### WHAT TO PRODUCE
Extract, from the listing that follows, each line containing the word "cash".

### MATERIAL FOR THIS EXERCISE

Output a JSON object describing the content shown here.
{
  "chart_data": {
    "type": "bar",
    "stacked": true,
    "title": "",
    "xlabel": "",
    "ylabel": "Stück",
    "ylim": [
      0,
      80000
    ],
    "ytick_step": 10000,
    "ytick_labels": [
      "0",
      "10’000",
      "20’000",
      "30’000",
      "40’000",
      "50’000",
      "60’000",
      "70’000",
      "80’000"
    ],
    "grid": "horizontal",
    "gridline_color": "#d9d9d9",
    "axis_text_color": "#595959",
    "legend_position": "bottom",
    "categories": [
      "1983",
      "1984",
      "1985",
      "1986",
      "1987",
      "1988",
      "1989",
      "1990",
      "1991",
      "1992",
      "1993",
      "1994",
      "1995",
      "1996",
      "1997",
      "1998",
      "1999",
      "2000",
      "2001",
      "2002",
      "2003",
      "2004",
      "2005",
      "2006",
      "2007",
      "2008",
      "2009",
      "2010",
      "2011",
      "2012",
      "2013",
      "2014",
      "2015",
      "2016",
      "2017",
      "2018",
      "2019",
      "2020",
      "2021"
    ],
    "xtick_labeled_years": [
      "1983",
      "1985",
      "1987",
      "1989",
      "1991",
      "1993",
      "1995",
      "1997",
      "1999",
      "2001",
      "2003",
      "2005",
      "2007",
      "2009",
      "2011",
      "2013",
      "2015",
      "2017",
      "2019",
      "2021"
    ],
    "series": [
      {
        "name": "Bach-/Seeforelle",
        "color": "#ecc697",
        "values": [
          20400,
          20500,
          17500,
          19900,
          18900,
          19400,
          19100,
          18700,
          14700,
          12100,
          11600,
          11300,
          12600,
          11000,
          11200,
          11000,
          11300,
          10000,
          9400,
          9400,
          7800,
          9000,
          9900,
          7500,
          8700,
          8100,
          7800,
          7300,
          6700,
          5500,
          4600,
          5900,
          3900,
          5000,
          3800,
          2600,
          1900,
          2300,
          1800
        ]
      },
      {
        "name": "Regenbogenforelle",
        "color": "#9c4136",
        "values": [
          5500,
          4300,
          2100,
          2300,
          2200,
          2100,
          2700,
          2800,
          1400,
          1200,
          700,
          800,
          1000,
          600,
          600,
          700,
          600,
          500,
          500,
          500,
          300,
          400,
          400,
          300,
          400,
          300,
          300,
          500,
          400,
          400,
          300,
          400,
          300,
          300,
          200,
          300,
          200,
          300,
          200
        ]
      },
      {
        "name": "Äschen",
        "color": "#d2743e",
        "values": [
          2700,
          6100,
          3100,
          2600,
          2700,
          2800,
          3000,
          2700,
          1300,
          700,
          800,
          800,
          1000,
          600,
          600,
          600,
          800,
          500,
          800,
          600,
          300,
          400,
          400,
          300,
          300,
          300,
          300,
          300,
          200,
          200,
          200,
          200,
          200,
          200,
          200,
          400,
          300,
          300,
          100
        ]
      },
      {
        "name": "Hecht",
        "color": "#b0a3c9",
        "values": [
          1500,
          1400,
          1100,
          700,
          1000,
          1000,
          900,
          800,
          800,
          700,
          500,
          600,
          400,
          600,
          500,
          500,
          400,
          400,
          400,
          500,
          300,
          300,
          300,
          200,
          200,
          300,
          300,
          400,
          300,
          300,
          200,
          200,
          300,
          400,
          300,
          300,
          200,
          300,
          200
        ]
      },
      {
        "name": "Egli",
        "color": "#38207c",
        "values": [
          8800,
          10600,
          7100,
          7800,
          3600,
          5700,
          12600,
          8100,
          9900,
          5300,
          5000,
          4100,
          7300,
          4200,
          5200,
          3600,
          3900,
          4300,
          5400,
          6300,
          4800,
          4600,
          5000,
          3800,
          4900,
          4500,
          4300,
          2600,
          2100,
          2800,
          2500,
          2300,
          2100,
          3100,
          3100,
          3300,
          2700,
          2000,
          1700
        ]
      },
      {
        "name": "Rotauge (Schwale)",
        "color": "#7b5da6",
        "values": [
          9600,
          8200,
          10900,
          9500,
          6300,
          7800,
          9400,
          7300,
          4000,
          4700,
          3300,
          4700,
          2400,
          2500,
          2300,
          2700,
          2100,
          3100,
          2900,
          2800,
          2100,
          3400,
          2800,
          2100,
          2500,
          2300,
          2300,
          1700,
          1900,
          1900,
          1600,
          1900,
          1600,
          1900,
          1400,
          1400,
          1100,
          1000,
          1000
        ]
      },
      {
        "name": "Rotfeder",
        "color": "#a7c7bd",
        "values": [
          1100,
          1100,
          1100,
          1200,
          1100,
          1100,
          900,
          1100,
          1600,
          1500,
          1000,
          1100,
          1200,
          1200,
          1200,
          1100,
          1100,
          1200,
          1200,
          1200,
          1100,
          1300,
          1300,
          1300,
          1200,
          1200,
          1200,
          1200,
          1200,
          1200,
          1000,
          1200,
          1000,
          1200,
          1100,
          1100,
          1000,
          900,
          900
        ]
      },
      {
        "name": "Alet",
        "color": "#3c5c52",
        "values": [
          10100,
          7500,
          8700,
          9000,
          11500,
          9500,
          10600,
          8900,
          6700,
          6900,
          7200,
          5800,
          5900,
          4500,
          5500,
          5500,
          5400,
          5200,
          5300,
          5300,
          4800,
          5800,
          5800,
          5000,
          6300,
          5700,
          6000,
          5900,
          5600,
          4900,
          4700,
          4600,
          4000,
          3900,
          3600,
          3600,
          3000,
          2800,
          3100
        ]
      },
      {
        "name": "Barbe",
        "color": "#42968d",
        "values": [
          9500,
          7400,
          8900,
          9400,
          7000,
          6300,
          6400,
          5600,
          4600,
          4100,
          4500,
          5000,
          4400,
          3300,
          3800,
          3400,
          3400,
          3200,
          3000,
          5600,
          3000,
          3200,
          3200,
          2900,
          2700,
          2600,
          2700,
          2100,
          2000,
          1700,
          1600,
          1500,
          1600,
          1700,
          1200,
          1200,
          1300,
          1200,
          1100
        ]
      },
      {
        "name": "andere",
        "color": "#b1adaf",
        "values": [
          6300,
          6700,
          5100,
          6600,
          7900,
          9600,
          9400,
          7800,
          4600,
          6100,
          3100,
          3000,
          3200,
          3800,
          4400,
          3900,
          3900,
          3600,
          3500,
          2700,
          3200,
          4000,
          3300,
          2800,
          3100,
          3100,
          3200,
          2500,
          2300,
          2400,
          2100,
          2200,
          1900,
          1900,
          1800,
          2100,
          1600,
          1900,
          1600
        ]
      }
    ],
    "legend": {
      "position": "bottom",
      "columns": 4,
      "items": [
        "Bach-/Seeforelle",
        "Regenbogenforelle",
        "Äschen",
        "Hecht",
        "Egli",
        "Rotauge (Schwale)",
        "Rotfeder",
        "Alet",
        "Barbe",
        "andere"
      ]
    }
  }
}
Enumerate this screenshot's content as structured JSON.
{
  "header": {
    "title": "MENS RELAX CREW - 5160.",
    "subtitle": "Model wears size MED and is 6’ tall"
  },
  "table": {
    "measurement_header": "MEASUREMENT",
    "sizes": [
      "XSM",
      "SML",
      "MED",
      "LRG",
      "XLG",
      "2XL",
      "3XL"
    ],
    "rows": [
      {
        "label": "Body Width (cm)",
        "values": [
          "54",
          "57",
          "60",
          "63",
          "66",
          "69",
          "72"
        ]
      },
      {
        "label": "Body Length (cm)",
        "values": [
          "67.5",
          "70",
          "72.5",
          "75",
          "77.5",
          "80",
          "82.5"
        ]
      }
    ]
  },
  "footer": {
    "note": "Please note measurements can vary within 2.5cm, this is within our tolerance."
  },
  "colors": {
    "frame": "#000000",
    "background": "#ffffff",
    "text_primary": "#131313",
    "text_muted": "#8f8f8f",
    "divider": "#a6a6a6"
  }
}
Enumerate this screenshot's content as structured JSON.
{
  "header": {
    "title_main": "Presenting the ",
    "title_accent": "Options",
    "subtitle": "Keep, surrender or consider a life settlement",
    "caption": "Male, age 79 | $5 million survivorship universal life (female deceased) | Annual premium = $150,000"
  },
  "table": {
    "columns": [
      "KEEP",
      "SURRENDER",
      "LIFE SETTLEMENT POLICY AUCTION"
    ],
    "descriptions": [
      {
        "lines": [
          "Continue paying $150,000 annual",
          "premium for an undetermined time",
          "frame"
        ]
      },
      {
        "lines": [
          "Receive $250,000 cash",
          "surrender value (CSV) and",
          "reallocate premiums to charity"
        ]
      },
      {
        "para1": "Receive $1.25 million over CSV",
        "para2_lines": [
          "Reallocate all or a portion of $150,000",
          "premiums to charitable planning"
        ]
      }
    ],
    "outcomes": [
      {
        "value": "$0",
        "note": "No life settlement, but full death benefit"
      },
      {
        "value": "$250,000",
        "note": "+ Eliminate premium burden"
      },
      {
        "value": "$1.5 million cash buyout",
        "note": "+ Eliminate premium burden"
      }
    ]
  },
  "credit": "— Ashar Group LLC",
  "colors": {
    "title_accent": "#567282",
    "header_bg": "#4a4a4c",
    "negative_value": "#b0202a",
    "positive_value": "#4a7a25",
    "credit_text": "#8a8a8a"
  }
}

### CORRECT ANSWER
          "Receive $250,000 cash",
        "value": "$1.5 million cash buyout",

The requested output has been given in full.